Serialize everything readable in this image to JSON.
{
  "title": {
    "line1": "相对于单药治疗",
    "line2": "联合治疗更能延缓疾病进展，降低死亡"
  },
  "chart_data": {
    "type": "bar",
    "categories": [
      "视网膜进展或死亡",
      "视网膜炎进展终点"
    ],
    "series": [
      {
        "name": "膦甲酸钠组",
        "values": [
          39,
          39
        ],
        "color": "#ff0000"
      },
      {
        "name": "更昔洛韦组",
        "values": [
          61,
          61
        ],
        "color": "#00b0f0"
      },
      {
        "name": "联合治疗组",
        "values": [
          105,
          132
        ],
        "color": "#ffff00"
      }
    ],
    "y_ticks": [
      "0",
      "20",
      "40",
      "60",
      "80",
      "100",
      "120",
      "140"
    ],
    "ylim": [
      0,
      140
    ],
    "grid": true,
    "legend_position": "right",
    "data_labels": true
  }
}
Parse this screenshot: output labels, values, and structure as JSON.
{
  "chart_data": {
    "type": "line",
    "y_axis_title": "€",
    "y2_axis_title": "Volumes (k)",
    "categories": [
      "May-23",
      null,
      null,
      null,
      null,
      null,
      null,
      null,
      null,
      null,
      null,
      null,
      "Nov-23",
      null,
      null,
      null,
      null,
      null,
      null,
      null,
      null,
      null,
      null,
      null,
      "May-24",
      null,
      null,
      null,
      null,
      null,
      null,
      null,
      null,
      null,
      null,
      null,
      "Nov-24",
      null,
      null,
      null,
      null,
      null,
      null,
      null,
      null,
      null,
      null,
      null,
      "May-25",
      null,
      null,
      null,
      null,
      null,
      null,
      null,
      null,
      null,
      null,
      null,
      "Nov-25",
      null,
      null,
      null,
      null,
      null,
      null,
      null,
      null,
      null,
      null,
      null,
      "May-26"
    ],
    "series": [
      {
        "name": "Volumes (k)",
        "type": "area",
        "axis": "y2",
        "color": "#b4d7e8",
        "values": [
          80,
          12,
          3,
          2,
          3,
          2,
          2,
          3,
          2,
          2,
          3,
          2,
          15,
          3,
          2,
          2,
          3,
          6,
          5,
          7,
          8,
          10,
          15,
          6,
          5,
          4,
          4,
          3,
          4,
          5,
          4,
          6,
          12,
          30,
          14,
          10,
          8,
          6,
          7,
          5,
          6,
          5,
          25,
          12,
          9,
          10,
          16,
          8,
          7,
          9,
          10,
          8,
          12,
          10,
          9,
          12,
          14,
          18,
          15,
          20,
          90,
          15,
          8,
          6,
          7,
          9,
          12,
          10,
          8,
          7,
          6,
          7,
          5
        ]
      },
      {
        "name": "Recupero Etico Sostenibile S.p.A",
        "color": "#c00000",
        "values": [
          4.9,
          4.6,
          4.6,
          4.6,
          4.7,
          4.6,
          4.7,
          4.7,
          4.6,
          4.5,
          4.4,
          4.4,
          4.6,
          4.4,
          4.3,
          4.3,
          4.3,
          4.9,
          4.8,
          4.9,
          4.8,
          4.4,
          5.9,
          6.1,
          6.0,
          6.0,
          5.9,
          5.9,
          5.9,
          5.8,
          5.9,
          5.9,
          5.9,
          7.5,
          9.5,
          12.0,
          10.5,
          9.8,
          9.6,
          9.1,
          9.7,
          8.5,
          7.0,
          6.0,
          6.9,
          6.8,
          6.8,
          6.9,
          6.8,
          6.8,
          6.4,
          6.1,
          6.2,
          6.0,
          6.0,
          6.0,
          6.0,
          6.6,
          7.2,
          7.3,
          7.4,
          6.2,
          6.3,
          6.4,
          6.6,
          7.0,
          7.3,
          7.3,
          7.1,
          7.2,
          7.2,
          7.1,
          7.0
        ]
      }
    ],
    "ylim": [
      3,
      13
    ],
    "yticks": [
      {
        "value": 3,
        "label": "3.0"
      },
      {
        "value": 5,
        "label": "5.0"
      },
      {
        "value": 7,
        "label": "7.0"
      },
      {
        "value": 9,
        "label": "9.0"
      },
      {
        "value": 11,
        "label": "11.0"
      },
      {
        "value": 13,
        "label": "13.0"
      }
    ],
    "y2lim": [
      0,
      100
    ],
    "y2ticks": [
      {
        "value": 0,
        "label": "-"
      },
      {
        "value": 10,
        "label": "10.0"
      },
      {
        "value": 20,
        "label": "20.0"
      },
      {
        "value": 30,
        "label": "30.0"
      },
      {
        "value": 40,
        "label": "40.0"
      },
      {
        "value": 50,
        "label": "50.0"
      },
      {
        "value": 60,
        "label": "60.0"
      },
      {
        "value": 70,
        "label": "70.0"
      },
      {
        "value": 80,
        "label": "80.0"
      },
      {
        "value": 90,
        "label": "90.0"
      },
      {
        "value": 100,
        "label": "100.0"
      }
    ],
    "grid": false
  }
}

——

(Exercise goal) Exactly reproduce the material above.

(Written answer)
Serialize everything readable in this image to JSON.
{
  "title": {
    "line1": "相对于单药治疗",
    "line2": "联合治疗更能延缓疾病进展，降低死亡"
  },
  "chart_data": {
    "type": "bar",
    "categories": [
      "视网膜进展或死亡",
      "视网膜炎进展终点"
    ],
    "series": [
      {
        "name": "膦甲酸钠组",
        "values": [
          39,
          39
        ],
        "color": "#ff0000"
      },
      {
        "name": "更昔洛韦组",
        "values": [
          61,
          61
        ],
        "color": "#00b0f0"
      },
      {
        "name": "联合治疗组",
        "values": [
          105,
          132
        ],
        "color": "#ffff00"
      }
    ],
    "y_ticks": [
      "0",
      "20",
      "40",
      "60",
      "80",
      "100",
      "120",
      "140"
    ],
    "ylim": [
      0,
      140
    ],
    "grid": true,
    "legend_position": "right",
    "data_labels": true
  }
}
Parse this screenshot: output labels, values, and structure as JSON.
{
  "chart_data": {
    "type": "line",
    "y_axis_title": "€",
    "y2_axis_title": "Volumes (k)",
    "categories": [
      "May-23",
      null,
      null,
      null,
      null,
      null,
      null,
      null,
      null,
      null,
      null,
      null,
      "Nov-23",
      null,
      null,
      null,
      null,
      null,
      null,
      null,
      null,
      null,
      null,
      null,
      "May-24",
      null,
      null,
      null,
      null,
      null,
      null,
      null,
      null,
      null,
      null,
      null,
      "Nov-24",
      null,
      null,
      null,
      null,
      null,
      null,
      null,
      null,
      null,
      null,
      null,
      "May-25",
      null,
      null,
      null,
      null,
      null,
      null,
      null,
      null,
      null,
      null,
      null,
      "Nov-25",
      null,
      null,
      null,
      null,
      null,
      null,
      null,
      null,
      null,
      null,
      null,
      "May-26"
    ],
    "series": [
      {
        "name": "Volumes (k)",
        "type": "area",
        "axis": "y2",
        "color": "#b4d7e8",
        "values": [
          80,
          12,
          3,
          2,
          3,
          2,
          2,
          3,
          2,
          2,
          3,
          2,
          15,
          3,
          2,
          2,
          3,
          6,
          5,
          7,
          8,
          10,
          15,
          6,
          5,
          4,
          4,
          3,
          4,
          5,
          4,
          6,
          12,
          30,
          14,
          10,
          8,
          6,
          7,
          5,
          6,
          5,
          25,
          12,
          9,
          10,
          16,
          8,
          7,
          9,
          10,
          8,
          12,
          10,
          9,
          12,
          14,
          18,
          15,
          20,
          90,
          15,
          8,
          6,
          7,
          9,
          12,
          10,
          8,
          7,
          6,
          7,
          5
        ]
      },
      {
        "name": "Recupero Etico Sostenibile S.p.A",
        "color": "#c00000",
        "values": [
          4.9,
          4.6,
          4.6,
          4.6,
          4.7,
          4.6,
          4.7,
          4.7,
          4.6,
          4.5,
          4.4,
          4.4,
          4.6,
          4.4,
          4.3,
          4.3,
          4.3,
          4.9,
          4.8,
          4.9,
          4.8,
          4.4,
          5.9,
          6.1,
          6.0,
          6.0,
          5.9,
          5.9,
          5.9,
          5.8,
          5.9,
          5.9,
          5.9,
          7.5,
          9.5,
          12.0,
          10.5,
          9.8,
          9.6,
          9.1,
          9.7,
          8.5,
          7.0,
          6.0,
          6.9,
          6.8,
          6.8,
          6.9,
          6.8,
          6.8,
          6.4,
          6.1,
          6.2,
          6.0,
          6.0,
          6.0,
          6.0,
          6.6,
          7.2,
          7.3,
          7.4,
          6.2,
          6.3,
          6.4,
          6.6,
          7.0,
          7.3,
          7.3,
          7.1,
          7.2,
          7.2,
          7.1,
          7.0
        ]
      }
    ],
    "ylim": [
      3,
      13
    ],
    "yticks": [
      {
        "value": 3,
        "label": "3.0"
      },
      {
        "value": 5,
        "label": "5.0"
      },
      {
        "value": 7,
        "label": "7.0"
      },
      {
        "value": 9,
        "label": "9.0"
      },
      {
        "value": 11,
        "label": "11.0"
      },
      {
        "value": 13,
        "label": "13.0"
      }
    ],
    "y2lim": [
      0,
      100
    ],
    "y2ticks": [
      {
        "value": 0,
        "label": "-"
      },
      {
        "value": 10,
        "label": "10.0"
      },
      {
        "value": 20,
        "label": "20.0"
      },
      {
        "value": 30,
        "label": "30.0"
      },
      {
        "value": 40,
        "label": "40.0"
      },
      {
        "value": 50,
        "label": "50.0"
      },
      {
        "value": 60,
        "label": "60.0"
      },
      {
        "value": 70,
        "label": "70.0"
      },
      {
        "value": 80,
        "label": "80.0"
      },
      {
        "value": 90,
        "label": "90.0"
      },
      {
        "value": 100,
        "label": "100.0"
      }
    ],
    "grid": false
  }
}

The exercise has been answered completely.